■ Directions
Print the entries below word for word; the pictures stay out of your copy.

■ Extracted material
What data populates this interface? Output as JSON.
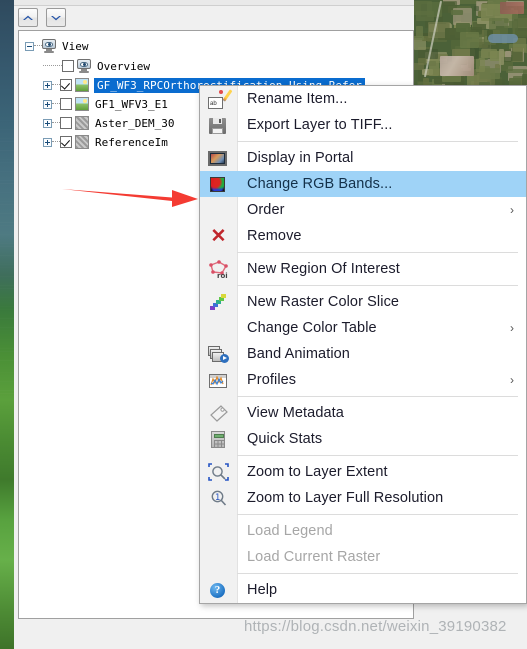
{
  "toolbar": {
    "buttons": [
      {
        "name": "collapse-up-button",
        "icon": "chevron-up-icon"
      },
      {
        "name": "expand-down-button",
        "icon": "chevron-down-icon"
      }
    ]
  },
  "layer_tree": {
    "rows": [
      {
        "label": "View",
        "icon": "monitor-eye-icon",
        "indent": 0,
        "expander": "minus",
        "has_checkbox": false,
        "checked": false,
        "selected": false
      },
      {
        "label": "Overview",
        "icon": "monitor-eye-icon",
        "indent": 1,
        "expander": "none",
        "has_checkbox": true,
        "checked": false,
        "selected": false
      },
      {
        "label": "GF_WF3_RPCOrthorectification_Using_Refer",
        "icon": "raster-layer-icon",
        "indent": 1,
        "expander": "plus",
        "has_checkbox": true,
        "checked": true,
        "selected": true
      },
      {
        "label": "GF1_WFV3_E1",
        "icon": "raster-layer-icon",
        "indent": 1,
        "expander": "plus",
        "has_checkbox": true,
        "checked": false,
        "selected": false
      },
      {
        "label": "Aster_DEM_30",
        "icon": "gray-raster-icon",
        "indent": 1,
        "expander": "plus",
        "has_checkbox": true,
        "checked": false,
        "selected": false
      },
      {
        "label": "ReferenceIm",
        "icon": "gray-raster-icon",
        "indent": 1,
        "expander": "plus",
        "has_checkbox": true,
        "checked": true,
        "selected": false
      }
    ]
  },
  "context_menu": {
    "highlight_color": "#9fd3f7",
    "items": [
      {
        "type": "item",
        "label": "Rename Item...",
        "icon": "rename-icon",
        "submenu": false,
        "disabled": false,
        "selected": false
      },
      {
        "type": "item",
        "label": "Export Layer to TIFF...",
        "icon": "save-disk-icon",
        "submenu": false,
        "disabled": false,
        "selected": false
      },
      {
        "type": "separator"
      },
      {
        "type": "item",
        "label": "Display in Portal",
        "icon": "portal-icon",
        "submenu": false,
        "disabled": false,
        "selected": false
      },
      {
        "type": "item",
        "label": "Change RGB Bands...",
        "icon": "rgb-bands-icon",
        "submenu": false,
        "disabled": false,
        "selected": true
      },
      {
        "type": "item",
        "label": "Order",
        "icon": "none",
        "submenu": true,
        "disabled": false,
        "selected": false
      },
      {
        "type": "item",
        "label": "Remove",
        "icon": "remove-x-icon",
        "submenu": false,
        "disabled": false,
        "selected": false
      },
      {
        "type": "separator"
      },
      {
        "type": "item",
        "label": "New Region Of Interest",
        "icon": "roi-icon",
        "submenu": false,
        "disabled": false,
        "selected": false
      },
      {
        "type": "separator"
      },
      {
        "type": "item",
        "label": "New Raster Color Slice",
        "icon": "color-slice-icon",
        "submenu": false,
        "disabled": false,
        "selected": false
      },
      {
        "type": "item",
        "label": "Change Color Table",
        "icon": "none",
        "submenu": true,
        "disabled": false,
        "selected": false
      },
      {
        "type": "item",
        "label": "Band Animation",
        "icon": "band-animation-icon",
        "submenu": false,
        "disabled": false,
        "selected": false
      },
      {
        "type": "item",
        "label": "Profiles",
        "icon": "profiles-icon",
        "submenu": true,
        "disabled": false,
        "selected": false
      },
      {
        "type": "separator"
      },
      {
        "type": "item",
        "label": "View Metadata",
        "icon": "tag-metadata-icon",
        "submenu": false,
        "disabled": false,
        "selected": false
      },
      {
        "type": "item",
        "label": "Quick Stats",
        "icon": "calculator-icon",
        "submenu": false,
        "disabled": false,
        "selected": false
      },
      {
        "type": "separator"
      },
      {
        "type": "item",
        "label": "Zoom to Layer Extent",
        "icon": "zoom-extent-icon",
        "submenu": false,
        "disabled": false,
        "selected": false
      },
      {
        "type": "item",
        "label": "Zoom to Layer Full Resolution",
        "icon": "zoom-one-icon",
        "submenu": false,
        "disabled": false,
        "selected": false
      },
      {
        "type": "separator"
      },
      {
        "type": "item",
        "label": "Load Legend",
        "icon": "none",
        "submenu": false,
        "disabled": true,
        "selected": false
      },
      {
        "type": "item",
        "label": "Load Current Raster",
        "icon": "none",
        "submenu": false,
        "disabled": true,
        "selected": false
      },
      {
        "type": "separator"
      },
      {
        "type": "item",
        "label": "Help",
        "icon": "help-icon",
        "submenu": false,
        "disabled": false,
        "selected": false
      }
    ],
    "submenu_arrow": "›"
  },
  "annotation": {
    "arrow_color": "#f43b32",
    "points_to": "Change RGB Bands..."
  },
  "watermark": {
    "text": "https://blog.csdn.net/weixin_39190382"
  }
}
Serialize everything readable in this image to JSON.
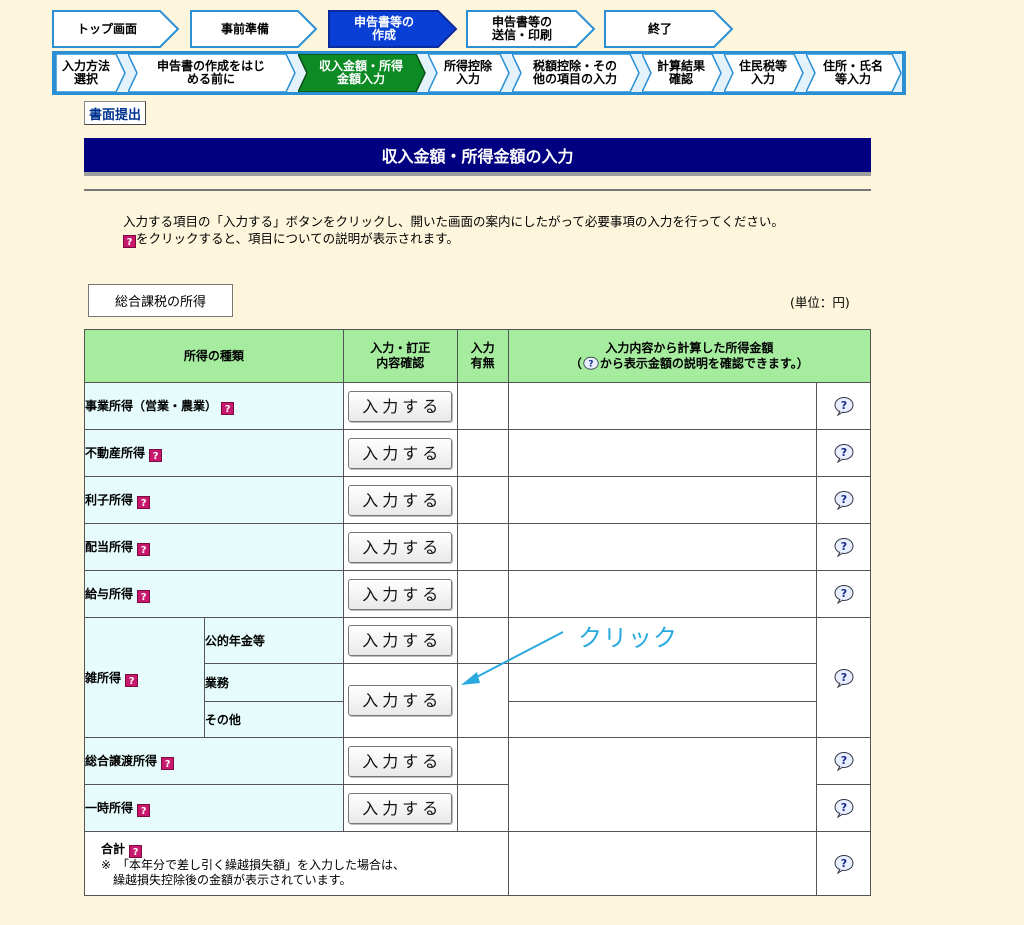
{
  "nav_main": [
    {
      "label": "トップ画面",
      "active": false
    },
    {
      "label": "事前準備",
      "active": false
    },
    {
      "label": "申告書等の\n作成",
      "active": true
    },
    {
      "label": "申告書等の\n送信・印刷",
      "active": false
    },
    {
      "label": "終了",
      "active": false
    }
  ],
  "nav_sub": [
    {
      "label": "入力方法\n選択",
      "active": false
    },
    {
      "label": "申告書の作成をはじ\nめる前に",
      "active": false
    },
    {
      "label": "収入金額・所得\n金額入力",
      "active": true
    },
    {
      "label": "所得控除\n入力",
      "active": false
    },
    {
      "label": "税額控除・その\n他の項目の入力",
      "active": false
    },
    {
      "label": "計算結果\n確認",
      "active": false
    },
    {
      "label": "住民税等\n入力",
      "active": false
    },
    {
      "label": "住所・氏名\n等入力",
      "active": false
    }
  ],
  "submit_button": "書面提出",
  "page_title": "収入金額・所得金額の入力",
  "instructions": {
    "line1": "入力する項目の「入力する」ボタンをクリックし、開いた画面の案内にしたがって必要事項の入力を行ってください。",
    "line2_suffix": "をクリックすると、項目についての説明が表示されます。",
    "qmark": "?"
  },
  "section_tab": "総合課税の所得",
  "unit_label": "(単位：円)",
  "table": {
    "header_type": "所得の種類",
    "header_confirm": "入力・訂正\n内容確認",
    "header_status": "入力\n有無",
    "header_amount_line1": "入力内容から計算した所得金額",
    "header_amount_line2_prefix": "（",
    "header_amount_line2_suffix": "から表示金額の説明を確認できます。）",
    "input_button": "入力する",
    "rows": {
      "business": "事業所得（営業・農業）",
      "real_estate": "不動産所得",
      "interest": "利子所得",
      "dividend": "配当所得",
      "salary": "給与所得",
      "misc": "雑所得",
      "misc_pension": "公的年金等",
      "misc_business": "業務",
      "misc_other": "その他",
      "transfer": "総合譲渡所得",
      "temporary": "一時所得",
      "total": "合計",
      "total_note1": "※　「本年分で差し引く繰越損失額」を入力した場合は、",
      "total_note2": "　繰越損失控除後の金額が表示されています。"
    }
  },
  "annotation": "クリック",
  "colors": {
    "nav_active": "#0a3fd6",
    "nav_sub_active": "#0c8a24",
    "title_bar": "#000080",
    "header_bg": "#a5ec9f",
    "label_bg": "#e6fbfb",
    "page_bg": "#fdf5dc",
    "annotation": "#2aa9e0"
  }
}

■ Exercise response
What data populates this interface? Output as JSON.
{
  "toolbar": {
    "buttons": [
      {
        "name": "collapse-up-button",
        "icon": "chevron-up-icon"
      },
      {
        "name": "expand-down-button",
        "icon": "chevron-down-icon"
      }
    ]
  },
  "layer_tree": {
    "rows": [
      {
        "label": "View",
        "icon": "monitor-eye-icon",
        "indent": 0,
        "expander": "minus",
        "has_checkbox": false,
        "checked": false,
        "selected": false
      },
      {
        "label": "Overview",
        "icon": "monitor-eye-icon",
        "indent": 1,
        "expander": "none",
        "has_checkbox": true,
        "checked": false,
        "selected": false
      },
      {
        "label": "GF_WF3_RPCOrthorectification_Using_Refer",
        "icon": "raster-layer-icon",
        "indent": 1,
        "expander": "plus",
        "has_checkbox": true,
        "checked": true,
        "selected": true
      },
      {
        "label": "GF1_WFV3_E1",
        "icon": "raster-layer-icon",
        "indent": 1,
        "expander": "plus",
        "has_checkbox": true,
        "checked": false,
        "selected": false
      },
      {
        "label": "Aster_DEM_30",
        "icon": "gray-raster-icon",
        "indent": 1,
        "expander": "plus",
        "has_checkbox": true,
        "checked": false,
        "selected": false
      },
      {
        "label": "ReferenceIm",
        "icon": "gray-raster-icon",
        "indent": 1,
        "expander": "plus",
        "has_checkbox": true,
        "checked": true,
        "selected": false
      }
    ]
  },
  "context_menu": {
    "highlight_color": "#9fd3f7",
    "items": [
      {
        "type": "item",
        "label": "Rename Item...",
        "icon": "rename-icon",
        "submenu": false,
        "disabled": false,
        "selected": false
      },
      {
        "type": "item",
        "label": "Export Layer to TIFF...",
        "icon": "save-disk-icon",
        "submenu": false,
        "disabled": false,
        "selected": false
      },
      {
        "type": "separator"
      },
      {
        "type": "item",
        "label": "Display in Portal",
        "icon": "portal-icon",
        "submenu": false,
        "disabled": false,
        "selected": false
      },
      {
        "type": "item",
        "label": "Change RGB Bands...",
        "icon": "rgb-bands-icon",
        "submenu": false,
        "disabled": false,
        "selected": true
      },
      {
        "type": "item",
        "label": "Order",
        "icon": "none",
        "submenu": true,
        "disabled": false,
        "selected": false
      },
      {
        "type": "item",
        "label": "Remove",
        "icon": "remove-x-icon",
        "submenu": false,
        "disabled": false,
        "selected": false
      },
      {
        "type": "separator"
      },
      {
        "type": "item",
        "label": "New Region Of Interest",
        "icon": "roi-icon",
        "submenu": false,
        "disabled": false,
        "selected": false
      },
      {
        "type": "separator"
      },
      {
        "type": "item",
        "label": "New Raster Color Slice",
        "icon": "color-slice-icon",
        "submenu": false,
        "disabled": false,
        "selected": false
      },
      {
        "type": "item",
        "label": "Change Color Table",
        "icon": "none",
        "submenu": true,
        "disabled": false,
        "selected": false
      },
      {
        "type": "item",
        "label": "Band Animation",
        "icon": "band-animation-icon",
        "submenu": false,
        "disabled": false,
        "selected": false
      },
      {
        "type": "item",
        "label": "Profiles",
        "icon": "profiles-icon",
        "submenu": true,
        "disabled": false,
        "selected": false
      },
      {
        "type": "separator"
      },
      {
        "type": "item",
        "label": "View Metadata",
        "icon": "tag-metadata-icon",
        "submenu": false,
        "disabled": false,
        "selected": false
      },
      {
        "type": "item",
        "label": "Quick Stats",
        "icon": "calculator-icon",
        "submenu": false,
        "disabled": false,
        "selected": false
      },
      {
        "type": "separator"
      },
      {
        "type": "item",
        "label": "Zoom to Layer Extent",
        "icon": "zoom-extent-icon",
        "submenu": false,
        "disabled": false,
        "selected": false
      },
      {
        "type": "item",
        "label": "Zoom to Layer Full Resolution",
        "icon": "zoom-one-icon",
        "submenu": false,
        "disabled": false,
        "selected": false
      },
      {
        "type": "separator"
      },
      {
        "type": "item",
        "label": "Load Legend",
        "icon": "none",
        "submenu": false,
        "disabled": true,
        "selected": false
      },
      {
        "type": "item",
        "label": "Load Current Raster",
        "icon": "none",
        "submenu": false,
        "disabled": true,
        "selected": false
      },
      {
        "type": "separator"
      },
      {
        "type": "item",
        "label": "Help",
        "icon": "help-icon",
        "submenu": false,
        "disabled": false,
        "selected": false
      }
    ],
    "submenu_arrow": "›"
  },
  "annotation": {
    "arrow_color": "#f43b32",
    "points_to": "Change RGB Bands..."
  },
  "watermark": {
    "text": "https://blog.csdn.net/weixin_39190382"
  }
}
Serialize everything readable in this image to JSON.
{
  "nav_main": [
    {
      "label": "トップ画面",
      "active": false
    },
    {
      "label": "事前準備",
      "active": false
    },
    {
      "label": "申告書等の\n作成",
      "active": true
    },
    {
      "label": "申告書等の\n送信・印刷",
      "active": false
    },
    {
      "label": "終了",
      "active": false
    }
  ],
  "nav_sub": [
    {
      "label": "入力方法\n選択",
      "active": false
    },
    {
      "label": "申告書の作成をはじ\nめる前に",
      "active": false
    },
    {
      "label": "収入金額・所得\n金額入力",
      "active": true
    },
    {
      "label": "所得控除\n入力",
      "active": false
    },
    {
      "label": "税額控除・その\n他の項目の入力",
      "active": false
    },
    {
      "label": "計算結果\n確認",
      "active": false
    },
    {
      "label": "住民税等\n入力",
      "active": false
    },
    {
      "label": "住所・氏名\n等入力",
      "active": false
    }
  ],
  "submit_button": "書面提出",
  "page_title": "収入金額・所得金額の入力",
  "instructions": {
    "line1": "入力する項目の「入力する」ボタンをクリックし、開いた画面の案内にしたがって必要事項の入力を行ってください。",
    "line2_suffix": "をクリックすると、項目についての説明が表示されます。",
    "qmark": "?"
  },
  "section_tab": "総合課税の所得",
  "unit_label": "(単位：円)",
  "table": {
    "header_type": "所得の種類",
    "header_confirm": "入力・訂正\n内容確認",
    "header_status": "入力\n有無",
    "header_amount_line1": "入力内容から計算した所得金額",
    "header_amount_line2_prefix": "（",
    "header_amount_line2_suffix": "から表示金額の説明を確認できます。）",
    "input_button": "入力する",
    "rows": {
      "business": "事業所得（営業・農業）",
      "real_estate": "不動産所得",
      "interest": "利子所得",
      "dividend": "配当所得",
      "salary": "給与所得",
      "misc": "雑所得",
      "misc_pension": "公的年金等",
      "misc_business": "業務",
      "misc_other": "その他",
      "transfer": "総合譲渡所得",
      "temporary": "一時所得",
      "total": "合計",
      "total_note1": "※　「本年分で差し引く繰越損失額」を入力した場合は、",
      "total_note2": "　繰越損失控除後の金額が表示されています。"
    }
  },
  "annotation": "クリック",
  "colors": {
    "nav_active": "#0a3fd6",
    "nav_sub_active": "#0c8a24",
    "title_bar": "#000080",
    "header_bg": "#a5ec9f",
    "label_bg": "#e6fbfb",
    "page_bg": "#fdf5dc",
    "annotation": "#2aa9e0"
  }
}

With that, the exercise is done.